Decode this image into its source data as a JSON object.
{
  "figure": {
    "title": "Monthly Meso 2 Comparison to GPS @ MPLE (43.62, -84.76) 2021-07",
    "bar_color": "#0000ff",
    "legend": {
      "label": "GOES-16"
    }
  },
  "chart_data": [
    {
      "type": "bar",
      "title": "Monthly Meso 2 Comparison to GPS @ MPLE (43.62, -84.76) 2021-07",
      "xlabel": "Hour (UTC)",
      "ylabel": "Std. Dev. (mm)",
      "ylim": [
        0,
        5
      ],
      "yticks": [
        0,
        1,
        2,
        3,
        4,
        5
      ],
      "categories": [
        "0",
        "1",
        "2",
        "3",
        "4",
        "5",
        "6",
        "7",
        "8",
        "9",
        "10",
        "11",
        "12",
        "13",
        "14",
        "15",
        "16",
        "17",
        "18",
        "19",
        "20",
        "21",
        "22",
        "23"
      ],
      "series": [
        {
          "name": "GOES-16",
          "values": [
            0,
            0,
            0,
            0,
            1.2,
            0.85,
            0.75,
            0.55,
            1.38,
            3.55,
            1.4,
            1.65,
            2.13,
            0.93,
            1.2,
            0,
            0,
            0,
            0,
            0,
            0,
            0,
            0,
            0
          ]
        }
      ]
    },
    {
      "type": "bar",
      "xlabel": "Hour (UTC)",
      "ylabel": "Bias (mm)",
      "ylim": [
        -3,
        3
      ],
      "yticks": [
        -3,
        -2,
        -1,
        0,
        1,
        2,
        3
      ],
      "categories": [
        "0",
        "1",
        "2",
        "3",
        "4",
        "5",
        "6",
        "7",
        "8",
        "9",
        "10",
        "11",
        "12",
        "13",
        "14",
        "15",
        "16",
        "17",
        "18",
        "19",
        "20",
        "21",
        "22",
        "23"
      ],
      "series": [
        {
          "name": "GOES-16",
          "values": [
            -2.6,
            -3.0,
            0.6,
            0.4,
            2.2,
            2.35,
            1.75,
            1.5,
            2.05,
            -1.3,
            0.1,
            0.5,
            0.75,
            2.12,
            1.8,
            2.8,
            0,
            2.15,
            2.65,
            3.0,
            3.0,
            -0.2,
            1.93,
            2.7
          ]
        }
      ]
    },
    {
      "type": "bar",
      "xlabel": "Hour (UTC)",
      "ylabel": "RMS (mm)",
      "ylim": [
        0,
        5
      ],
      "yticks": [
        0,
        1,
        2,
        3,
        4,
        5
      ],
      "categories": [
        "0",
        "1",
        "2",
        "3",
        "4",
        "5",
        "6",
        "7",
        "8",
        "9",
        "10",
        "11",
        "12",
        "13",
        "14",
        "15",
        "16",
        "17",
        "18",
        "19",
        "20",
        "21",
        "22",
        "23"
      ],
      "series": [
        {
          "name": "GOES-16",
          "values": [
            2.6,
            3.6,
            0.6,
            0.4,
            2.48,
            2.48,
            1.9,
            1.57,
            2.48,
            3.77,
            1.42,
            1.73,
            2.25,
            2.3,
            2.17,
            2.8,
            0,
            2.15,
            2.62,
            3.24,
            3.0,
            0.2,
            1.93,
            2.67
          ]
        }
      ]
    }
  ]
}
----------
_INSTRUCTIONS FOR THE TASK_
Write out every entry word for word.

_ANSWER TO THE EXERCISE_
Decode this image into its source data as a JSON object.
{
  "figure": {
    "title": "Monthly Meso 2 Comparison to GPS @ MPLE (43.62, -84.76) 2021-07",
    "bar_color": "#0000ff",
    "legend": {
      "label": "GOES-16"
    }
  },
  "chart_data": [
    {
      "type": "bar",
      "title": "Monthly Meso 2 Comparison to GPS @ MPLE (43.62, -84.76) 2021-07",
      "xlabel": "Hour (UTC)",
      "ylabel": "Std. Dev. (mm)",
      "ylim": [
        0,
        5
      ],
      "yticks": [
        0,
        1,
        2,
        3,
        4,
        5
      ],
      "categories": [
        "0",
        "1",
        "2",
        "3",
        "4",
        "5",
        "6",
        "7",
        "8",
        "9",
        "10",
        "11",
        "12",
        "13",
        "14",
        "15",
        "16",
        "17",
        "18",
        "19",
        "20",
        "21",
        "22",
        "23"
      ],
      "series": [
        {
          "name": "GOES-16",
          "values": [
            0,
            0,
            0,
            0,
            1.2,
            0.85,
            0.75,
            0.55,
            1.38,
            3.55,
            1.4,
            1.65,
            2.13,
            0.93,
            1.2,
            0,
            0,
            0,
            0,
            0,
            0,
            0,
            0,
            0
          ]
        }
      ]
    },
    {
      "type": "bar",
      "xlabel": "Hour (UTC)",
      "ylabel": "Bias (mm)",
      "ylim": [
        -3,
        3
      ],
      "yticks": [
        -3,
        -2,
        -1,
        0,
        1,
        2,
        3
      ],
      "categories": [
        "0",
        "1",
        "2",
        "3",
        "4",
        "5",
        "6",
        "7",
        "8",
        "9",
        "10",
        "11",
        "12",
        "13",
        "14",
        "15",
        "16",
        "17",
        "18",
        "19",
        "20",
        "21",
        "22",
        "23"
      ],
      "series": [
        {
          "name": "GOES-16",
          "values": [
            -2.6,
            -3.0,
            0.6,
            0.4,
            2.2,
            2.35,
            1.75,
            1.5,
            2.05,
            -1.3,
            0.1,
            0.5,
            0.75,
            2.12,
            1.8,
            2.8,
            0,
            2.15,
            2.65,
            3.0,
            3.0,
            -0.2,
            1.93,
            2.7
          ]
        }
      ]
    },
    {
      "type": "bar",
      "xlabel": "Hour (UTC)",
      "ylabel": "RMS (mm)",
      "ylim": [
        0,
        5
      ],
      "yticks": [
        0,
        1,
        2,
        3,
        4,
        5
      ],
      "categories": [
        "0",
        "1",
        "2",
        "3",
        "4",
        "5",
        "6",
        "7",
        "8",
        "9",
        "10",
        "11",
        "12",
        "13",
        "14",
        "15",
        "16",
        "17",
        "18",
        "19",
        "20",
        "21",
        "22",
        "23"
      ],
      "series": [
        {
          "name": "GOES-16",
          "values": [
            2.6,
            3.6,
            0.6,
            0.4,
            2.48,
            2.48,
            1.9,
            1.57,
            2.48,
            3.77,
            1.42,
            1.73,
            2.25,
            2.3,
            2.17,
            2.8,
            0,
            2.15,
            2.62,
            3.24,
            3.0,
            0.2,
            1.93,
            2.67
          ]
        }
      ]
    }
  ]
}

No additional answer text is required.